**Input records**
>>>>

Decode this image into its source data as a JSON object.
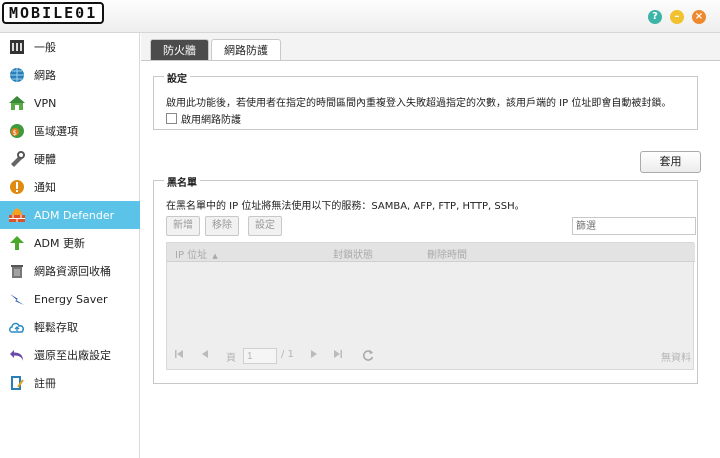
{
  "app": {
    "logo_text": "MOBILE01"
  },
  "window_controls": {
    "help_icon": "?",
    "min_icon": "–",
    "close_icon": "×"
  },
  "sidebar": {
    "items": [
      {
        "label": "一般",
        "icon": "general-icon"
      },
      {
        "label": "網路",
        "icon": "globe-icon"
      },
      {
        "label": "VPN",
        "icon": "vpn-house-icon"
      },
      {
        "label": "區域選項",
        "icon": "region-icon"
      },
      {
        "label": "硬體",
        "icon": "hardware-icon"
      },
      {
        "label": "通知",
        "icon": "notification-icon"
      },
      {
        "label": "ADM Defender",
        "icon": "firewall-icon",
        "active": true
      },
      {
        "label": "ADM 更新",
        "icon": "update-arrow-icon"
      },
      {
        "label": "網路資源回收桶",
        "icon": "recycle-bin-icon"
      },
      {
        "label": "Energy Saver",
        "icon": "energy-saver-icon"
      },
      {
        "label": "輕鬆存取",
        "icon": "cloud-access-icon"
      },
      {
        "label": "還原至出廠設定",
        "icon": "restore-icon"
      },
      {
        "label": "註冊",
        "icon": "register-icon"
      }
    ]
  },
  "main": {
    "tabs": [
      {
        "label": "防火牆"
      },
      {
        "label": "網路防護"
      }
    ],
    "settings": {
      "title": "設定",
      "description": "啟用此功能後，若使用者在指定的時間區間內重複登入失敗超過指定的次數，該用戶端的 IP 位址即會自動被封鎖。",
      "checkbox_label": "啟用網路防護"
    },
    "apply_label": "套用",
    "blacklist": {
      "title": "黑名單",
      "description": "在黑名單中的 IP 位址將無法使用以下的服務：SAMBA, AFP, FTP, HTTP, SSH。",
      "buttons": {
        "add": "新增",
        "remove": "移除",
        "settings": "設定"
      },
      "filter_placeholder": "篩選",
      "columns": [
        "IP 位址",
        "封鎖狀態",
        "刪除時間"
      ],
      "sort_indicator": "▲",
      "rows": [],
      "pager": {
        "page_label": "頁",
        "page_value": "1",
        "total": "/ 1",
        "no_data": "無資料"
      }
    }
  },
  "colors": {
    "active_sidebar": "#5bc3e8",
    "help_button": "#3cb4a8",
    "minimize_button": "#f2c12e",
    "close_button": "#ee8a2d"
  }
}
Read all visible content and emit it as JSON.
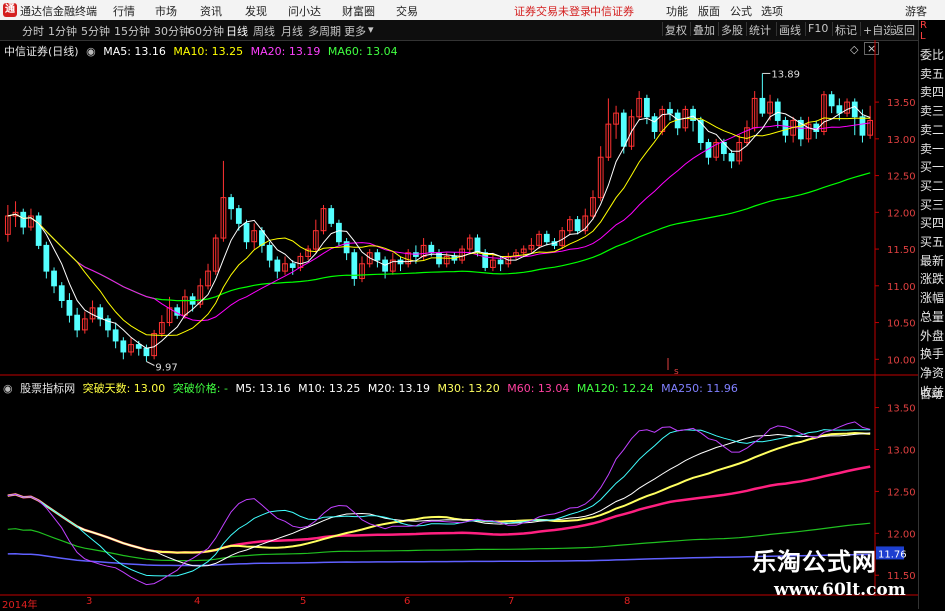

<<<<

The answer must consist solely of the number of lines in the entries that contain the word "JSON".

**Finished answer**
2